● WHAT YOU SHOULD DO
Starting at the line that contains "What's the underlying", reproduce each line exactly up to and including the line that contains "Transcribe this image's". Reproduce nothing else.

═══ MATERIAL FOR THE TASK

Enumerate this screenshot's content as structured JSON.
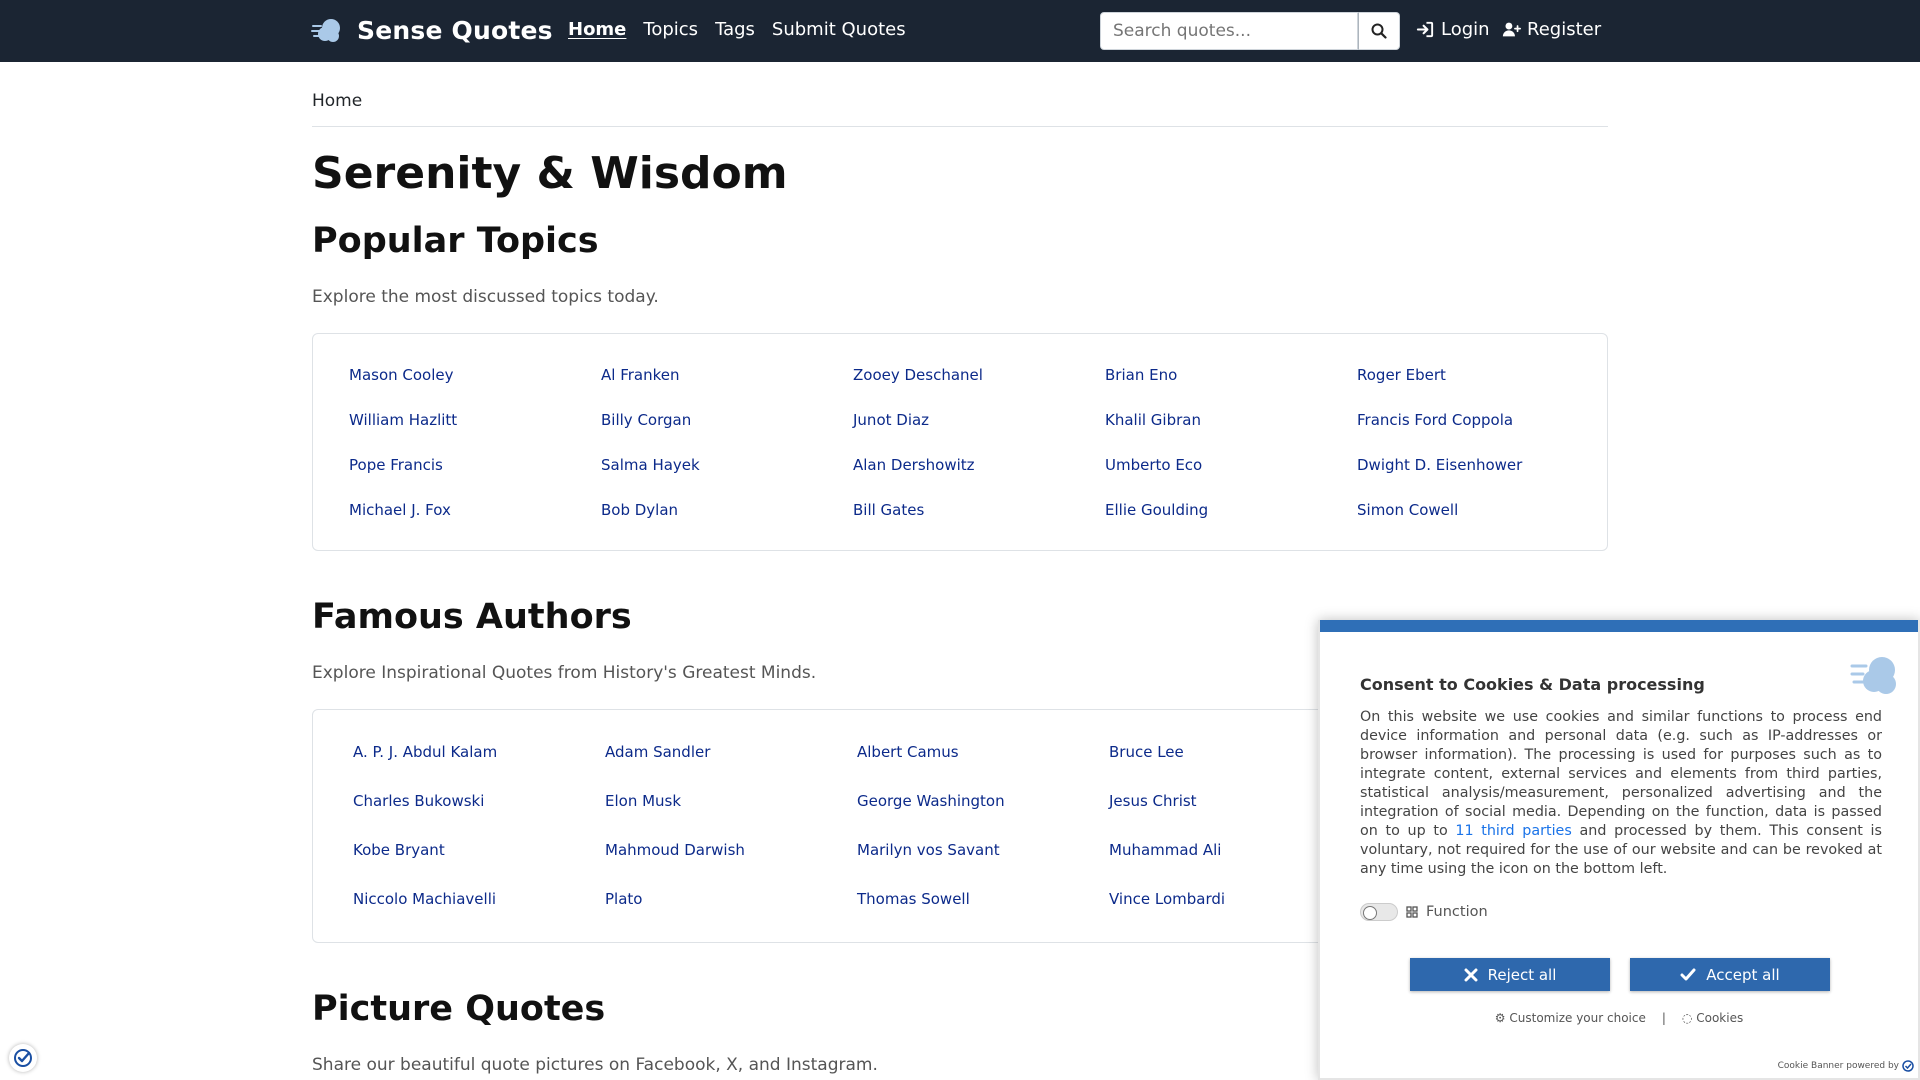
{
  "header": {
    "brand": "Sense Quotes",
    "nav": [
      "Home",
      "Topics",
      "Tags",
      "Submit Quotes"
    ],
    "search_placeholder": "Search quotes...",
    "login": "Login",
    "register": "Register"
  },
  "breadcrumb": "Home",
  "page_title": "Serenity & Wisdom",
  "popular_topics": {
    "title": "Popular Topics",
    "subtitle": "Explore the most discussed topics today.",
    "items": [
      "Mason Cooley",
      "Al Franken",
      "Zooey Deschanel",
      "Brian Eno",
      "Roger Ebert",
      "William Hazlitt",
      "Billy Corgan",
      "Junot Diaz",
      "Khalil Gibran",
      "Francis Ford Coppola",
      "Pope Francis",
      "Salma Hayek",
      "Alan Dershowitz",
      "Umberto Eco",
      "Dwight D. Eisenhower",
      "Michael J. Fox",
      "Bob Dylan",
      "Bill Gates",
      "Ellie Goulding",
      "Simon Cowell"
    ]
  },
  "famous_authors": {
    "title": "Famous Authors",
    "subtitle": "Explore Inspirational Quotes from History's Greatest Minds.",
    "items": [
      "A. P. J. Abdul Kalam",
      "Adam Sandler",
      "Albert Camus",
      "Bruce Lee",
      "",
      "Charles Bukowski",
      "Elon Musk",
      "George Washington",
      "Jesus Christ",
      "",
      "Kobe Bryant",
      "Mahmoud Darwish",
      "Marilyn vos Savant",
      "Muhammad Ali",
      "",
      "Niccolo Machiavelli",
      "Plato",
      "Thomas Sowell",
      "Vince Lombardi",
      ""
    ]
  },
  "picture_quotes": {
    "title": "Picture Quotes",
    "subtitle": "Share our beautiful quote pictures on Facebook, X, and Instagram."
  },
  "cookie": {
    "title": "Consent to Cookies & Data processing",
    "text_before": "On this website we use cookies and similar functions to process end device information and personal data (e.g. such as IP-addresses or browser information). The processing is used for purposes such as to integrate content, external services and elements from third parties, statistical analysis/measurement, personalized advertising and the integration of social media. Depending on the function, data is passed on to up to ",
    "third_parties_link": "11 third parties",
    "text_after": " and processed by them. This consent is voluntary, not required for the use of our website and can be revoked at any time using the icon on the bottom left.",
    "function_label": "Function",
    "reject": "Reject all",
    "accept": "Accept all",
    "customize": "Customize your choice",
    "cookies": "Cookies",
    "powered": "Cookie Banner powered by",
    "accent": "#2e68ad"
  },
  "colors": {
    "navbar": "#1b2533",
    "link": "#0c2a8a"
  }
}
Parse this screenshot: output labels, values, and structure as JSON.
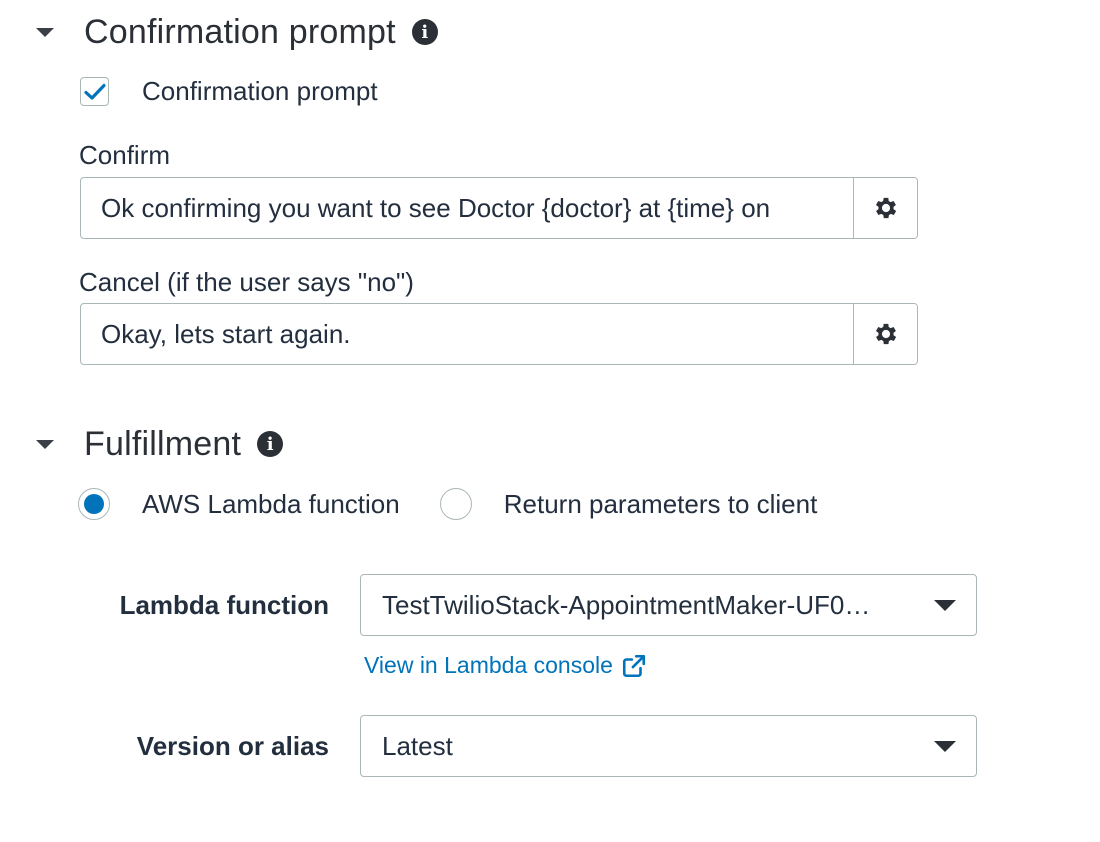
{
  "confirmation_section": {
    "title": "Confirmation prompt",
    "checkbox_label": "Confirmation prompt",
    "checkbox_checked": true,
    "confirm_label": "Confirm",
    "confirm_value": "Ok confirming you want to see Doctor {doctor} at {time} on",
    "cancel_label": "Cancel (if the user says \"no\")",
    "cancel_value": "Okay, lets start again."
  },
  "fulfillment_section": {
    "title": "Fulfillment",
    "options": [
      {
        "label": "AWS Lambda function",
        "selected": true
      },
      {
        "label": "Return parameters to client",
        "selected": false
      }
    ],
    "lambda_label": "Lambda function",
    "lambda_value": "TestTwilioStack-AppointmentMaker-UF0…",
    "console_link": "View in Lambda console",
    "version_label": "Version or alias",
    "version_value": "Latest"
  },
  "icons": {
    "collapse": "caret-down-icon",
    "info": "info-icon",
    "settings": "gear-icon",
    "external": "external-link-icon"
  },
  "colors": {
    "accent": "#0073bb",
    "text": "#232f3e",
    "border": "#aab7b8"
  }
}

══════
═══ MATERIAL FOR THE TASK

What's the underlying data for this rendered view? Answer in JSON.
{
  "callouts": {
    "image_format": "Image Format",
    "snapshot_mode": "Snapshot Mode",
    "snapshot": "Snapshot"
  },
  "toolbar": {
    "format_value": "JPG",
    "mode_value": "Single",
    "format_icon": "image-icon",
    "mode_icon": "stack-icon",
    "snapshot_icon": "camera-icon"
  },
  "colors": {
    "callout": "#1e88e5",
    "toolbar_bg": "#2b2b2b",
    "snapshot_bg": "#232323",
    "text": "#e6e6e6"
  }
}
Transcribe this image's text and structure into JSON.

══════

● ANSWER TO THIS TASK
What's the underlying data for this rendered view? Answer in JSON.
{
  "callouts": {
    "image_format": "Image Format",
    "snapshot_mode": "Snapshot Mode",
    "snapshot": "Snapshot"
  },
  "toolbar": {
    "format_value": "JPG",
    "mode_value": "Single",
    "format_icon": "image-icon",
    "mode_icon": "stack-icon",
    "snapshot_icon": "camera-icon"
  },
  "colors": {
    "callout": "#1e88e5",
    "toolbar_bg": "#2b2b2b",
    "snapshot_bg": "#232323",
    "text": "#e6e6e6"
  }
}
Transcribe this image's text and structure into JSON.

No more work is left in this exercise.